**Instruction**
Return every line of the data below that contains the string "caption", matching case exactly.

-- START --

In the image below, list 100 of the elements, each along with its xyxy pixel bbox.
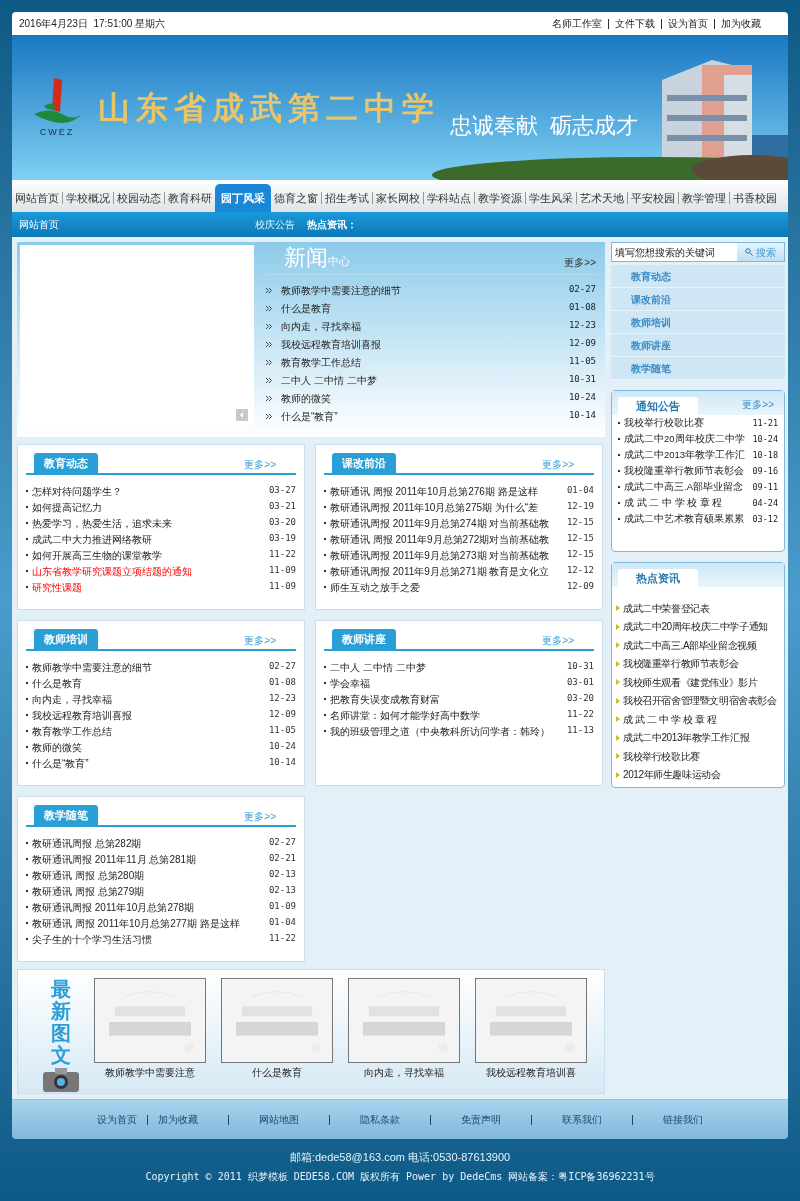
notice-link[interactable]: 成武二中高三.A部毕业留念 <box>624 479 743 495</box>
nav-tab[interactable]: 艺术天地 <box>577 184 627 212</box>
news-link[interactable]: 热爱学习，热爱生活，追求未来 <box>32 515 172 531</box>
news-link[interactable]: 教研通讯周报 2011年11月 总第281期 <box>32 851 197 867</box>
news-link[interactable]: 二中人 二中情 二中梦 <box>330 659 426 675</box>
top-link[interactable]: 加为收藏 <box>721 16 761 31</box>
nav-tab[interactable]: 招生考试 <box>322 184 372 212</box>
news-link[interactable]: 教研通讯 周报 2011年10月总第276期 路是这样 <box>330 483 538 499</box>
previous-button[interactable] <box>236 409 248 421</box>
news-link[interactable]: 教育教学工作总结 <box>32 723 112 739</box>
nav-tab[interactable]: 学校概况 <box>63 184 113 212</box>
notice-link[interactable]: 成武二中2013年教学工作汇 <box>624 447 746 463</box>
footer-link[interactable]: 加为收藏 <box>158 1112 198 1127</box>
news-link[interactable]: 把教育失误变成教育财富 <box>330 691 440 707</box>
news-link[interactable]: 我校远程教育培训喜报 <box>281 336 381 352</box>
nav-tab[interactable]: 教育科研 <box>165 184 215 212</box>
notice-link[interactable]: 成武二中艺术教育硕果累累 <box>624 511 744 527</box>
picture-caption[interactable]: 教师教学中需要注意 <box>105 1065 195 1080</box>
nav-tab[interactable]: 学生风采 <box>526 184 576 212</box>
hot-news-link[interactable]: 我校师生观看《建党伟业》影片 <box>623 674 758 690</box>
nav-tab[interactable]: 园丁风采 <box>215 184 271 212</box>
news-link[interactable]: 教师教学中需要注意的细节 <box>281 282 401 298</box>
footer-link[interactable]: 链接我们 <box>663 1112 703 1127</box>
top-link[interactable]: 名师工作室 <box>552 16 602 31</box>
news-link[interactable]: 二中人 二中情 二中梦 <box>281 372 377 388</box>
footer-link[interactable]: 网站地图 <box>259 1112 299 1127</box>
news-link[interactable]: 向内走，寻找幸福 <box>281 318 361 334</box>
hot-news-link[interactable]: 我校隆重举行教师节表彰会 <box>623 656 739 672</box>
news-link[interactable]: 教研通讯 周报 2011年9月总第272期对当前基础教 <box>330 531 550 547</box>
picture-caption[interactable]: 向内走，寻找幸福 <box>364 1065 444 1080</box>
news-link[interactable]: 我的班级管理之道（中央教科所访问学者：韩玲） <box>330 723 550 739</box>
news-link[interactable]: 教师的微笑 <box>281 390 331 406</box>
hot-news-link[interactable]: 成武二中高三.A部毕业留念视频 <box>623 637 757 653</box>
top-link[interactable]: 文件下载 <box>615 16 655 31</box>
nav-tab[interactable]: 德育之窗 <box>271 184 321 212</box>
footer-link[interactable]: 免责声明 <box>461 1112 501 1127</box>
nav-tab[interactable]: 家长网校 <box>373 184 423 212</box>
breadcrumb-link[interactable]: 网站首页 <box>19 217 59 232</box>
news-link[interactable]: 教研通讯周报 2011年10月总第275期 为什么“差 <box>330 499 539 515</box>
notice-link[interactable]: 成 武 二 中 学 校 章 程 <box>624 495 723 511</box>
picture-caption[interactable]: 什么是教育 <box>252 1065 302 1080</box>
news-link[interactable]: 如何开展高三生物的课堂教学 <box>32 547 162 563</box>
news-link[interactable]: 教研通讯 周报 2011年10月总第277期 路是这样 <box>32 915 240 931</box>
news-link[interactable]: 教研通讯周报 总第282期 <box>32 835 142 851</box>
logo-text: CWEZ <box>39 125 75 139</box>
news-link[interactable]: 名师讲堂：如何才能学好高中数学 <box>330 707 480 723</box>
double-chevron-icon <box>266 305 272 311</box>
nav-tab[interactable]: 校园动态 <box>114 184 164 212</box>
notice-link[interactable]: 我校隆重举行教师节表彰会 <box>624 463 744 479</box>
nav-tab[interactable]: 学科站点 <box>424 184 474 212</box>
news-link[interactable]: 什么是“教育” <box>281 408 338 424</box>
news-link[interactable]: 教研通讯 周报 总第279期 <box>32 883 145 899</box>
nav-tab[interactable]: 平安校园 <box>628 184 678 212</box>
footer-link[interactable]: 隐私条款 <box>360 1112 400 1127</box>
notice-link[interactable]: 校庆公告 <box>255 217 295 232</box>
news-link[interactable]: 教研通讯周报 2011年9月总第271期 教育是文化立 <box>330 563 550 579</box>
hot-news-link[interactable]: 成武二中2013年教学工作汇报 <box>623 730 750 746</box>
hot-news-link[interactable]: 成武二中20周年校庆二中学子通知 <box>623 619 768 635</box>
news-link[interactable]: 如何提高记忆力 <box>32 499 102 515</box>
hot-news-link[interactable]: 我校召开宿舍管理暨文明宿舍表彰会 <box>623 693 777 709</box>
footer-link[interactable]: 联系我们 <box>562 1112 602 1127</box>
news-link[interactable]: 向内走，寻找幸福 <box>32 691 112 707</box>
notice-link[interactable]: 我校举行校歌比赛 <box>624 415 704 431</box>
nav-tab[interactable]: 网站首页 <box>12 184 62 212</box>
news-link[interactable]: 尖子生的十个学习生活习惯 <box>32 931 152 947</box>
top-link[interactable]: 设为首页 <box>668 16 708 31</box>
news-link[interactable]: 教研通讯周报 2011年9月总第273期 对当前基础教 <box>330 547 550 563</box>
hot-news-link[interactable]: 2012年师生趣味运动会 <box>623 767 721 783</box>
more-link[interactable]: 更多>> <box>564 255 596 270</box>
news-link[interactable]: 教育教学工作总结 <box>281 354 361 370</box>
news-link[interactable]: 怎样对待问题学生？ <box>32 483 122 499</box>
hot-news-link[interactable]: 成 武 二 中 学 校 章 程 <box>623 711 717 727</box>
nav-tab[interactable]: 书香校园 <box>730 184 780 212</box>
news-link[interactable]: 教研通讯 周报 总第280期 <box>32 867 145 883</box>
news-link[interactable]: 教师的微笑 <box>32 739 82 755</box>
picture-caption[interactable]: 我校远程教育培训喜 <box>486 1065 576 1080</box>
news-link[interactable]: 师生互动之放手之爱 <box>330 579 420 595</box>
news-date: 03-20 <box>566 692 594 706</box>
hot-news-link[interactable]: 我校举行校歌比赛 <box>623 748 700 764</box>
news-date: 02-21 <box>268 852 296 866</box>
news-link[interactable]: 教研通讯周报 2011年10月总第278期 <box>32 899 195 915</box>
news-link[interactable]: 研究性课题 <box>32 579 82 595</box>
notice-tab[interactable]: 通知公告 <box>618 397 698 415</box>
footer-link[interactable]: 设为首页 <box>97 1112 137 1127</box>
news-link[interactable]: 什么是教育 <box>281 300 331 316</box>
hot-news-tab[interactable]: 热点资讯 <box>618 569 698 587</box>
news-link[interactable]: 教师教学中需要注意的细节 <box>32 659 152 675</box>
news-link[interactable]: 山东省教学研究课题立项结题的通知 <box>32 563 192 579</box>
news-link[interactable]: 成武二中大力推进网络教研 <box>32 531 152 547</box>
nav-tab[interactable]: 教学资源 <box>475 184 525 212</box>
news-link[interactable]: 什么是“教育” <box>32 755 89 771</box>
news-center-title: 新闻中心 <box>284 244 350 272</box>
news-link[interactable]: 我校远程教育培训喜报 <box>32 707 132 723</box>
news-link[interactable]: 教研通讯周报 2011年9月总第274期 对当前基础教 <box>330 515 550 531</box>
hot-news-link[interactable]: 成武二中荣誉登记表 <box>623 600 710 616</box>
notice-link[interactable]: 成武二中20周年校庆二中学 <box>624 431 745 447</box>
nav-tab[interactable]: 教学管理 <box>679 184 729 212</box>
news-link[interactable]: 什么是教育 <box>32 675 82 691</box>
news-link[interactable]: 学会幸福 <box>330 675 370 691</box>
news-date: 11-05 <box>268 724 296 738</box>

-- END --
-- START --

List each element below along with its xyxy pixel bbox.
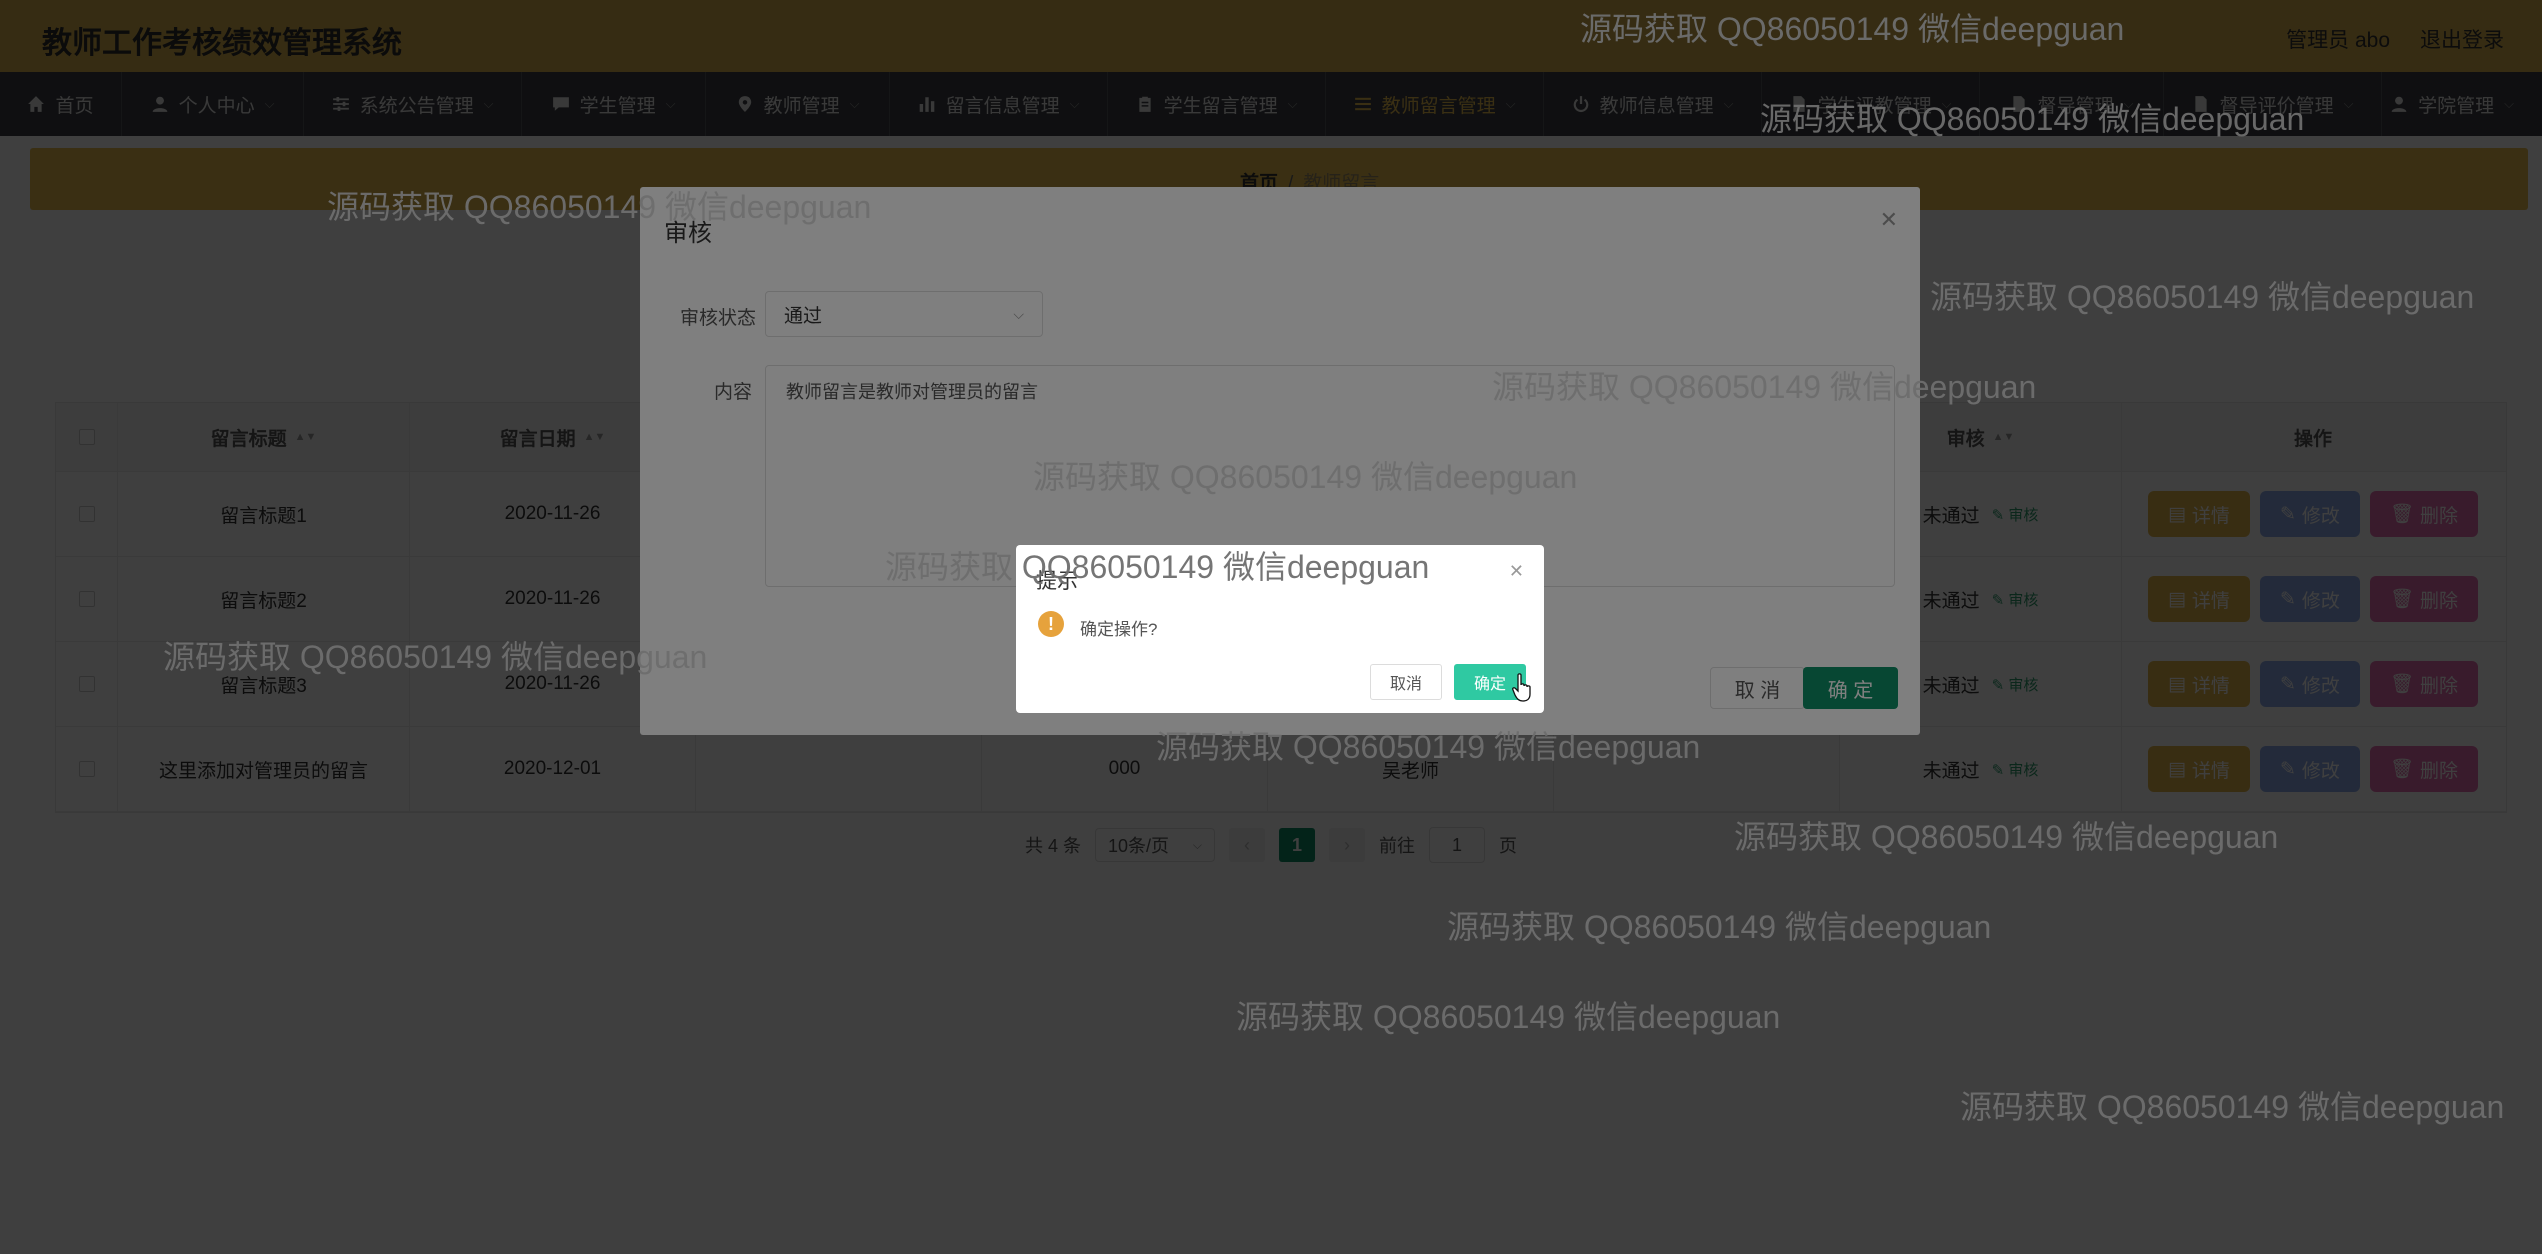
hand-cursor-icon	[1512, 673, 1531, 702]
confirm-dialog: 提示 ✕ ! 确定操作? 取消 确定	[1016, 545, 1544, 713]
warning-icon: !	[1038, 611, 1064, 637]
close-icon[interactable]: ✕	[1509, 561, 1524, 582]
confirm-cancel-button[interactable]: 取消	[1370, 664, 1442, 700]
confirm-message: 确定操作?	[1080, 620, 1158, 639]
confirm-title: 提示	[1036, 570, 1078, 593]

-- END --

**Correct output**
picture-caption[interactable]: 教师教学中需要注意 <box>105 1065 195 1080</box>
picture-caption[interactable]: 向内走，寻找幸福 <box>364 1065 444 1080</box>
picture-caption[interactable]: 什么是教育 <box>252 1065 302 1080</box>
picture-caption[interactable]: 我校远程教育培训喜 <box>486 1065 576 1080</box>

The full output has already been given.